» MATERIAL TO PROCESS:
━━━━

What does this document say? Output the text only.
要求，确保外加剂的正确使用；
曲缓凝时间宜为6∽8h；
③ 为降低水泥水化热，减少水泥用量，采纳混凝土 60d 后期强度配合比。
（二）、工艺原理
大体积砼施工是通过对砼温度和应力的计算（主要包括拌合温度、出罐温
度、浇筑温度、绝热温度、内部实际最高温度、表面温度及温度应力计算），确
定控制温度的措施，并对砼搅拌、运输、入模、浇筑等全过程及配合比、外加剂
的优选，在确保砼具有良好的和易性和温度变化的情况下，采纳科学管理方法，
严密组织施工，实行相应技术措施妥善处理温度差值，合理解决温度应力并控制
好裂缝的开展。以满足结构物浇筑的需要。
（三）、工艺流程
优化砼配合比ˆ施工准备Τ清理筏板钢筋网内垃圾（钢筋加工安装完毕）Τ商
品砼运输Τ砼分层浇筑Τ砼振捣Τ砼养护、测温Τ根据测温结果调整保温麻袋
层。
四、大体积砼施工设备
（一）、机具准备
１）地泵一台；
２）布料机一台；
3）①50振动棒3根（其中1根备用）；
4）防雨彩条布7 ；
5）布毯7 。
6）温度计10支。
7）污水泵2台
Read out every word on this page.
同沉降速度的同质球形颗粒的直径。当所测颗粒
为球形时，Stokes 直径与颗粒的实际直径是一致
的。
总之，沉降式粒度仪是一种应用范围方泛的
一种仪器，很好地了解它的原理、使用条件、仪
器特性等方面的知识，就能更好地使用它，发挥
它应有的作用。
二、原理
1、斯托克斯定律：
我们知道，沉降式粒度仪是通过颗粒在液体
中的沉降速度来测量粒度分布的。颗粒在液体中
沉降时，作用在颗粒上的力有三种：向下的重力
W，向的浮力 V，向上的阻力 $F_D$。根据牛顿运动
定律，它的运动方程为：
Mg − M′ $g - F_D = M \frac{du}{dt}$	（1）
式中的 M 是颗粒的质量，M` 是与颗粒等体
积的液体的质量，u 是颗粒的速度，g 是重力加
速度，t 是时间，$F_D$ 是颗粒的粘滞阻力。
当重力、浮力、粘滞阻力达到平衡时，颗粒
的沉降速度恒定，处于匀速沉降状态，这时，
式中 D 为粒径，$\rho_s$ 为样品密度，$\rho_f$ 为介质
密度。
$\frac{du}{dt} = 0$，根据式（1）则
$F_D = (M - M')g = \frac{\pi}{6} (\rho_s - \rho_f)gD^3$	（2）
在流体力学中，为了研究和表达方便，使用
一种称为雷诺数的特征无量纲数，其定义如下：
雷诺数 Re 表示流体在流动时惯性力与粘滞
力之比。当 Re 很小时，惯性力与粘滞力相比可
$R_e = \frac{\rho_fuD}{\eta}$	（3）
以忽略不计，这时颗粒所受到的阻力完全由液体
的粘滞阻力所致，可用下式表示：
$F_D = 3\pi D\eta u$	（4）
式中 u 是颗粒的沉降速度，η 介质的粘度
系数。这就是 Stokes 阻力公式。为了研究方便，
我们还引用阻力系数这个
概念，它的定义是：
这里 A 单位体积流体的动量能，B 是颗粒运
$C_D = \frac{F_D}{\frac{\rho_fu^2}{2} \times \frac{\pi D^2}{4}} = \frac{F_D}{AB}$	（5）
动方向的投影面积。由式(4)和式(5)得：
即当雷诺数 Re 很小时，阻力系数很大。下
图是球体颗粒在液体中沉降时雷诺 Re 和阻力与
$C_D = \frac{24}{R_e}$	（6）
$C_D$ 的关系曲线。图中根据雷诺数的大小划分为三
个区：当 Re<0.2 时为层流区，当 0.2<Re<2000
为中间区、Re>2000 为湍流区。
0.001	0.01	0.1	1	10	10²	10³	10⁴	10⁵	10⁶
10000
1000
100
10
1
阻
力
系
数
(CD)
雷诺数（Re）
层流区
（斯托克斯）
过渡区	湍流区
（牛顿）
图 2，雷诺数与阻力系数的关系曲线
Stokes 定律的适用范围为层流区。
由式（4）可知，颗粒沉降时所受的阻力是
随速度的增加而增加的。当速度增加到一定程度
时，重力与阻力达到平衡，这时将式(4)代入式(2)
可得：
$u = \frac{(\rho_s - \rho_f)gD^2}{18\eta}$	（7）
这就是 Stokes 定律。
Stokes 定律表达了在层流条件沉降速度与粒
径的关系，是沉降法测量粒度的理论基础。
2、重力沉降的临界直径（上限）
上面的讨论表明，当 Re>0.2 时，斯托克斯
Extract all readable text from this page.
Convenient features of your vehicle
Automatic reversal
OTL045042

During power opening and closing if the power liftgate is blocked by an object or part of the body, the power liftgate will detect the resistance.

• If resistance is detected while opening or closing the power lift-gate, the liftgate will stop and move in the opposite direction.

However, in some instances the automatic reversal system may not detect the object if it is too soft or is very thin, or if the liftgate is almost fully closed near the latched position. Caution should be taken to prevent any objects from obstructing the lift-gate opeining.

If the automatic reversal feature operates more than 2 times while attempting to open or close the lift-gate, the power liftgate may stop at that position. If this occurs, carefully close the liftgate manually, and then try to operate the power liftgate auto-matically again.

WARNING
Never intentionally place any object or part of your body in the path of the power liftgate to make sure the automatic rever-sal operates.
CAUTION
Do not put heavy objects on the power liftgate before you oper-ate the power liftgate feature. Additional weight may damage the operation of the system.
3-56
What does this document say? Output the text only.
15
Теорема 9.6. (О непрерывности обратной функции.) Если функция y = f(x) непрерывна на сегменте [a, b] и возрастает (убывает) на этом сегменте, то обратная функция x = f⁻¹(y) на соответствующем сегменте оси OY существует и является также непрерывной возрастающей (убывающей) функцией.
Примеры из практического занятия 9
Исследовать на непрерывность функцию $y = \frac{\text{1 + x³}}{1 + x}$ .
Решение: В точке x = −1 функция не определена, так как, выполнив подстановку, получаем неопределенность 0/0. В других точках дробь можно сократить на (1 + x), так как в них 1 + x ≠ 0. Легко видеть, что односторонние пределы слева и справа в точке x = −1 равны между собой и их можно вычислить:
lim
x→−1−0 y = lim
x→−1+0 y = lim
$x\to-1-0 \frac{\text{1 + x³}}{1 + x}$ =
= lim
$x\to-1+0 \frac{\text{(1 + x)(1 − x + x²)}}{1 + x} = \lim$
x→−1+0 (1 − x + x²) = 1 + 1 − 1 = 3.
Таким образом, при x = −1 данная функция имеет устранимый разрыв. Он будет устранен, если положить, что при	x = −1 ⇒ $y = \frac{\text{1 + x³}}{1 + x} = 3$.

━━━━

Looking at the records above, count the lines where the word "part" appears. State only the number.

2